YOUR GOAL: Locate every line in the material below that contains the string "Text", treating uppercase and lowercase letters as distinct.
==================================================
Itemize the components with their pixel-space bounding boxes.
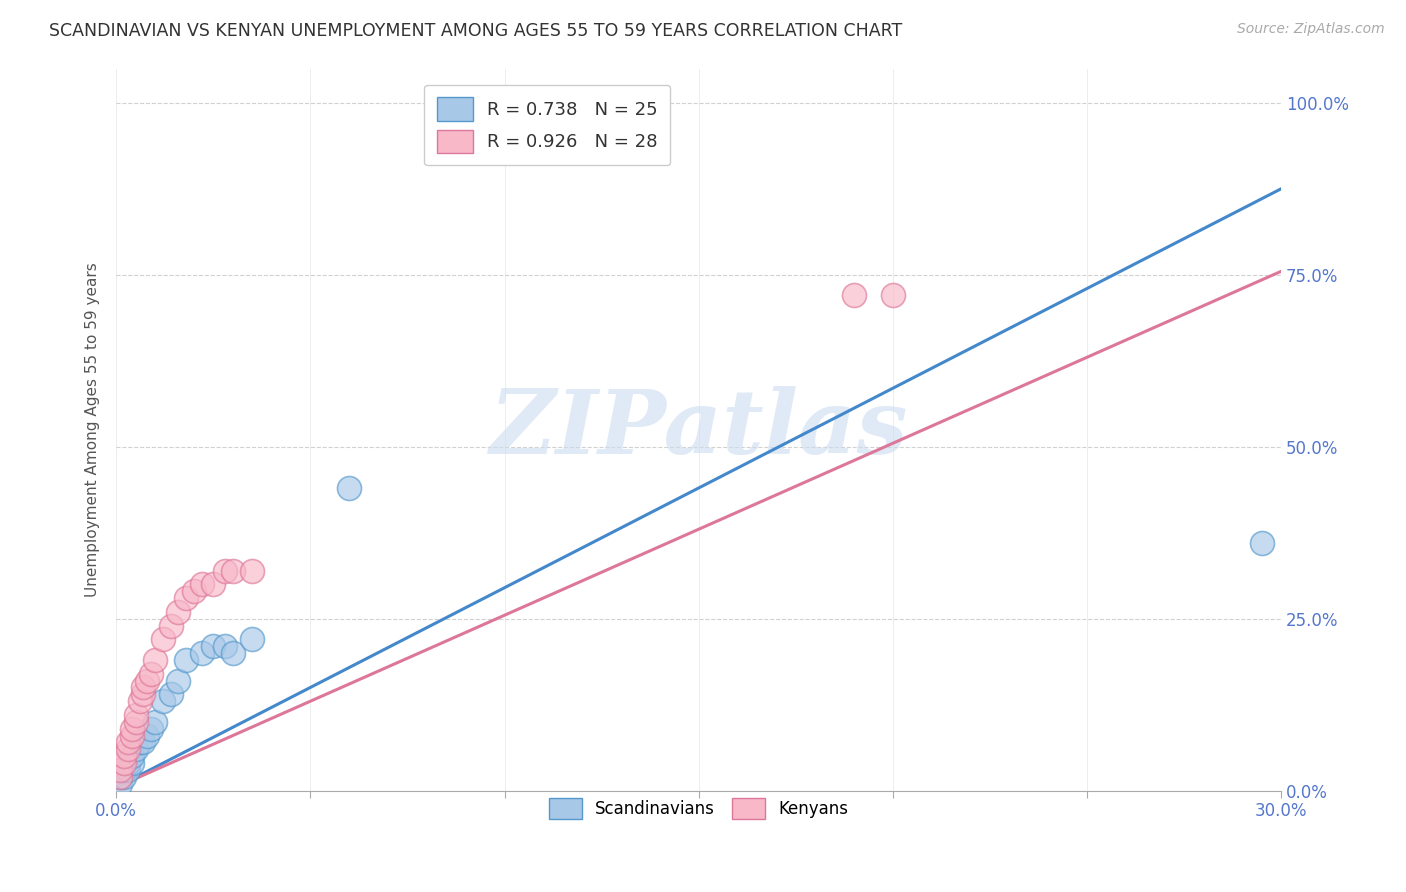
Point [108, 770, 131, 784]
Point [121, 749, 143, 764]
Point [141, 722, 163, 736]
Point [167, 673, 190, 688]
Point [152, 694, 174, 708]
Point [222, 564, 245, 578]
Text: SCANDINAVIAN VS KENYAN UNEMPLOYMENT AMONG AGES 55 TO 59 YEARS CORRELATION CHART: SCANDINAVIAN VS KENYAN UNEMPLOYMENT AMON… [49, 22, 903, 40]
Point [117, 735, 139, 749]
Point [108, 770, 131, 784]
Point [121, 756, 143, 770]
Point [214, 639, 236, 653]
Point [132, 681, 155, 695]
Point [125, 714, 148, 729]
Point [121, 722, 143, 736]
Point [143, 714, 166, 729]
Point [132, 735, 155, 749]
Point [112, 749, 135, 764]
Point [136, 729, 159, 743]
Text: Source: ZipAtlas.com: Source: ZipAtlas.com [1237, 22, 1385, 37]
Point [882, 288, 904, 302]
Point [202, 577, 225, 591]
Point [108, 763, 131, 777]
Point [159, 687, 181, 701]
Text: ZIPatlas: ZIPatlas [489, 386, 907, 473]
Point [159, 618, 181, 632]
Point [125, 708, 148, 723]
Point [112, 756, 135, 770]
Point [337, 481, 360, 495]
Point [240, 564, 263, 578]
Point [174, 591, 197, 605]
Point [108, 777, 131, 791]
Point [214, 564, 236, 578]
Point [842, 288, 865, 302]
Point [117, 742, 139, 756]
Point [143, 653, 166, 667]
Point [183, 584, 205, 599]
Point [141, 666, 163, 681]
Point [117, 756, 139, 770]
Point [112, 770, 135, 784]
Point [136, 673, 159, 688]
Point [174, 653, 197, 667]
Legend: Scandinavians, Kenyans: Scandinavians, Kenyans [541, 791, 855, 826]
Y-axis label: Unemployment Among Ages 55 to 59 years: Unemployment Among Ages 55 to 59 years [86, 262, 100, 597]
Point [125, 742, 148, 756]
Point [117, 763, 139, 777]
Point [152, 632, 174, 647]
Point [1250, 536, 1272, 550]
Point [222, 646, 245, 660]
Point [112, 763, 135, 777]
Point [167, 605, 190, 619]
Point [128, 735, 150, 749]
Point [128, 694, 150, 708]
Point [202, 639, 225, 653]
Point [190, 577, 212, 591]
Point [132, 687, 155, 701]
Point [190, 646, 212, 660]
Point [121, 729, 143, 743]
Point [240, 632, 263, 647]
==================================================
EXERCISE ANSWER:
Text: SCANDINAVIAN VS KENYAN UNEMPLOYMENT AMONG AGES 55 TO 59 YEARS CORRELATION CHART: SCANDINAVIAN VS KENYAN UNEMPLOYMENT AMON… [49, 22, 903, 40]
Text: Source: ZipAtlas.com: Source: ZipAtlas.com [1237, 22, 1385, 37]
Text: ZIPatlas: ZIPatlas [489, 386, 907, 473]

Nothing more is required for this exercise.